Set task: Wherever the word "xlabel" appears in a line, extract that line.

Extracted entries:
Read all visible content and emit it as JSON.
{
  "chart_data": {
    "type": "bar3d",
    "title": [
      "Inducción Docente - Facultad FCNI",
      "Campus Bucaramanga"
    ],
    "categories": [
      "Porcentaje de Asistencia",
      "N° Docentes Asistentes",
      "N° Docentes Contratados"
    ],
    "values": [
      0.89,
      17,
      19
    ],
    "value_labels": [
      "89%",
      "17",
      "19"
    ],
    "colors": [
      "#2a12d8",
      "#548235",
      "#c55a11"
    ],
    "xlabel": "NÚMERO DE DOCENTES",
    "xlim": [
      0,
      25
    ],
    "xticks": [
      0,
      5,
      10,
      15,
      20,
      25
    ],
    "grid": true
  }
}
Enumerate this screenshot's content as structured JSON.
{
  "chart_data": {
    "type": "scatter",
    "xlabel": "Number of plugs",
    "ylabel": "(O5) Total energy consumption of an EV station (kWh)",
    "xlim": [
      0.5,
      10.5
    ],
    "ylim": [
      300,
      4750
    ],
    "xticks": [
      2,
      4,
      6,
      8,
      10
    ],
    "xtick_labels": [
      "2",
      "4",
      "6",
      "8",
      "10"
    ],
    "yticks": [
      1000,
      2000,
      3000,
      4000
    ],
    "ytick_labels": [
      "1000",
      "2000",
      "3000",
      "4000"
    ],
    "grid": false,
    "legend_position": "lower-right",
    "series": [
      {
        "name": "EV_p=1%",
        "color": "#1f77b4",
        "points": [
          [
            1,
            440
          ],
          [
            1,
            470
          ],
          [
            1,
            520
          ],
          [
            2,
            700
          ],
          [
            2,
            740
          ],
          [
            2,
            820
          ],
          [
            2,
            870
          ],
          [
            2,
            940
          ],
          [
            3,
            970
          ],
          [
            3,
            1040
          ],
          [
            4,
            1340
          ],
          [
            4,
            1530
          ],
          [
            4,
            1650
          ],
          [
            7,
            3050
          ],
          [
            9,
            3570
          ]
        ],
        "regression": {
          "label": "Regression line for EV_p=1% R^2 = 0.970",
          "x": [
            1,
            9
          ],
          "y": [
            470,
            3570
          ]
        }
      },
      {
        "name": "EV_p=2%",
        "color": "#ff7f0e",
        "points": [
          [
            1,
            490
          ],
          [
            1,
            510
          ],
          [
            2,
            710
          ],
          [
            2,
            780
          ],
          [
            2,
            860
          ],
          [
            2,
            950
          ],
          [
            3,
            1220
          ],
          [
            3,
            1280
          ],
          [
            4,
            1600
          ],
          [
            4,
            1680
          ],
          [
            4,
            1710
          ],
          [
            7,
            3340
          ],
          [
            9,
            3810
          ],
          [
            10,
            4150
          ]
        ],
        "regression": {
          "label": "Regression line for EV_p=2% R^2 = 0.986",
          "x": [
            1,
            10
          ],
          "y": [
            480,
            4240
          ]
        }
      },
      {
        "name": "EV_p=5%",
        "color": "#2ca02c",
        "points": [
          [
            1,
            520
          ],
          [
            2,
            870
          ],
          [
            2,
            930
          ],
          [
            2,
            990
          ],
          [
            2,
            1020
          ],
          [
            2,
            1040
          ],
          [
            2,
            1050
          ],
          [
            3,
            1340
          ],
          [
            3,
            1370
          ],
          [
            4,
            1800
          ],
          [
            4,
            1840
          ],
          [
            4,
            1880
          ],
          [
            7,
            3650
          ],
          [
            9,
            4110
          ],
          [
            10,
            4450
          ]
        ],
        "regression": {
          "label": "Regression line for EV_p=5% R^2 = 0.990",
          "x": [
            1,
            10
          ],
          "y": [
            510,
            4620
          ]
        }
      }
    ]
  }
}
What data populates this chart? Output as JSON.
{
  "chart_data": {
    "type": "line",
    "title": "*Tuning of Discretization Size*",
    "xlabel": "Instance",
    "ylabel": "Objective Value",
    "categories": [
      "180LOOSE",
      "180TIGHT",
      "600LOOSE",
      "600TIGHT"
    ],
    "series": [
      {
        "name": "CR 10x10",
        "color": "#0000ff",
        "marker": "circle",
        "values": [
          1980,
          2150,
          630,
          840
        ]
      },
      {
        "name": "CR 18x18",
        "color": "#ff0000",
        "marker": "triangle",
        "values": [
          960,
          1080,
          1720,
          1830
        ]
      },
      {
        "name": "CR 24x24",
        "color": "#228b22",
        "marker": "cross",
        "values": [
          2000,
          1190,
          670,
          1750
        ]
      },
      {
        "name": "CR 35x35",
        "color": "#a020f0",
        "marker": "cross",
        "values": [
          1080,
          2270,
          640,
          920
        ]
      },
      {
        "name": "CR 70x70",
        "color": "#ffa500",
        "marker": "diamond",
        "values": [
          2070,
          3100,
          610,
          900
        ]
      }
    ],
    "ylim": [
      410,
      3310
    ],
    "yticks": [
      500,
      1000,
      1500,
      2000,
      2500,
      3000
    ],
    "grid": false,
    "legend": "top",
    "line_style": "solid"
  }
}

Response for this exercise:
    "xlabel": "NÚMERO DE DOCENTES",
    "xlabel": "Number of plugs",
    "xlabel": "Instance",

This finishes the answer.